### PROBLEM
Would you output the whole listing below, exactly as it reads?

** Start **

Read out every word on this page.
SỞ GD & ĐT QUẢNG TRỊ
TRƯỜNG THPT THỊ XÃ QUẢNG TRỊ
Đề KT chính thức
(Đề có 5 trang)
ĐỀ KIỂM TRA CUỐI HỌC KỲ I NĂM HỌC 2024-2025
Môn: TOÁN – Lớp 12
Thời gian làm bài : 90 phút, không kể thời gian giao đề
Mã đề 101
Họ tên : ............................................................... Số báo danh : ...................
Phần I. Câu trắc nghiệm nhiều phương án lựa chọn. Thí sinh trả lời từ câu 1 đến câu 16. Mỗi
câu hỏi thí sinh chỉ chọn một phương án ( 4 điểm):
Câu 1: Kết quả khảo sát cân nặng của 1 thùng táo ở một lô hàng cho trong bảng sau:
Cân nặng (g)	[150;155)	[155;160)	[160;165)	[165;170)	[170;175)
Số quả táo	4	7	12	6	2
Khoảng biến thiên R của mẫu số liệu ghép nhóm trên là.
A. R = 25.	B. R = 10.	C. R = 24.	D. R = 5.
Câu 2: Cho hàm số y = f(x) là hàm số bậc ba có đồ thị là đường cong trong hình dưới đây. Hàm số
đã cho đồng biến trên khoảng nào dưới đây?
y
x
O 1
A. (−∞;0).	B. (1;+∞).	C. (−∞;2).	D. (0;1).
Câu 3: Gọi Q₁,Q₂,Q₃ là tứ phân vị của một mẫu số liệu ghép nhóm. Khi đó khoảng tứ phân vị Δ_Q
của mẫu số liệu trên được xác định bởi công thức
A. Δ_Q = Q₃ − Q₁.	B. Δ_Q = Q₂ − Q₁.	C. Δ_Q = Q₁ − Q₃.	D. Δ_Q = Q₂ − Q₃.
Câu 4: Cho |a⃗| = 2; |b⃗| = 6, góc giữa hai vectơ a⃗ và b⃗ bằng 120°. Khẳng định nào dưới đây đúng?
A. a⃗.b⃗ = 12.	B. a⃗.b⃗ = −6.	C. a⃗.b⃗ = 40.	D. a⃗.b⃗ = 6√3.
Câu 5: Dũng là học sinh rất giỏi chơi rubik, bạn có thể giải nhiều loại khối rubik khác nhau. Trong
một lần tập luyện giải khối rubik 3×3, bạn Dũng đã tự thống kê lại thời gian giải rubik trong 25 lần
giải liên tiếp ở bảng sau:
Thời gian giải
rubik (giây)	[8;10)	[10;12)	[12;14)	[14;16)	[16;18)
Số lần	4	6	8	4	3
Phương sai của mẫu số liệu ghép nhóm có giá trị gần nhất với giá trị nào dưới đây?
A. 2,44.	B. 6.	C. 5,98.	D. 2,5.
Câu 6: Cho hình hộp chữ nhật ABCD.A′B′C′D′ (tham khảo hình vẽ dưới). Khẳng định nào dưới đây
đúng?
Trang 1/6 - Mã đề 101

** End **

### FINAL RESULT
Read out every word on this page.
SỞ GD & ĐT QUẢNG TRỊ
TRƯỜNG THPT THỊ XÃ QUẢNG TRỊ
Đề KT chính thức
(Đề có 5 trang)
ĐỀ KIỂM TRA CUỐI HỌC KỲ I NĂM HỌC 2024-2025
Môn: TOÁN – Lớp 12
Thời gian làm bài : 90 phút, không kể thời gian giao đề
Mã đề 101
Họ tên : ............................................................... Số báo danh : ...................
Phần I. Câu trắc nghiệm nhiều phương án lựa chọn. Thí sinh trả lời từ câu 1 đến câu 16. Mỗi
câu hỏi thí sinh chỉ chọn một phương án ( 4 điểm):
Câu 1: Kết quả khảo sát cân nặng của 1 thùng táo ở một lô hàng cho trong bảng sau:
Cân nặng (g)	[150;155)	[155;160)	[160;165)	[165;170)	[170;175)
Số quả táo	4	7	12	6	2
Khoảng biến thiên R của mẫu số liệu ghép nhóm trên là.
A. R = 25.	B. R = 10.	C. R = 24.	D. R = 5.
Câu 2: Cho hàm số y = f(x) là hàm số bậc ba có đồ thị là đường cong trong hình dưới đây. Hàm số
đã cho đồng biến trên khoảng nào dưới đây?
y
x
O 1
A. (−∞;0).	B. (1;+∞).	C. (−∞;2).	D. (0;1).
Câu 3: Gọi Q₁,Q₂,Q₃ là tứ phân vị của một mẫu số liệu ghép nhóm. Khi đó khoảng tứ phân vị Δ_Q
của mẫu số liệu trên được xác định bởi công thức
A. Δ_Q = Q₃ − Q₁.	B. Δ_Q = Q₂ − Q₁.	C. Δ_Q = Q₁ − Q₃.	D. Δ_Q = Q₂ − Q₃.
Câu 4: Cho |a⃗| = 2; |b⃗| = 6, góc giữa hai vectơ a⃗ và b⃗ bằng 120°. Khẳng định nào dưới đây đúng?
A. a⃗.b⃗ = 12.	B. a⃗.b⃗ = −6.	C. a⃗.b⃗ = 40.	D. a⃗.b⃗ = 6√3.
Câu 5: Dũng là học sinh rất giỏi chơi rubik, bạn có thể giải nhiều loại khối rubik khác nhau. Trong
một lần tập luyện giải khối rubik 3×3, bạn Dũng đã tự thống kê lại thời gian giải rubik trong 25 lần
giải liên tiếp ở bảng sau:
Thời gian giải
rubik (giây)	[8;10)	[10;12)	[12;14)	[14;16)	[16;18)
Số lần	4	6	8	4	3
Phương sai của mẫu số liệu ghép nhóm có giá trị gần nhất với giá trị nào dưới đây?
A. 2,44.	B. 6.	C. 5,98.	D. 2,5.
Câu 6: Cho hình hộp chữ nhật ABCD.A′B′C′D′ (tham khảo hình vẽ dưới). Khẳng định nào dưới đây
đúng?
Trang 1/6 - Mã đề 101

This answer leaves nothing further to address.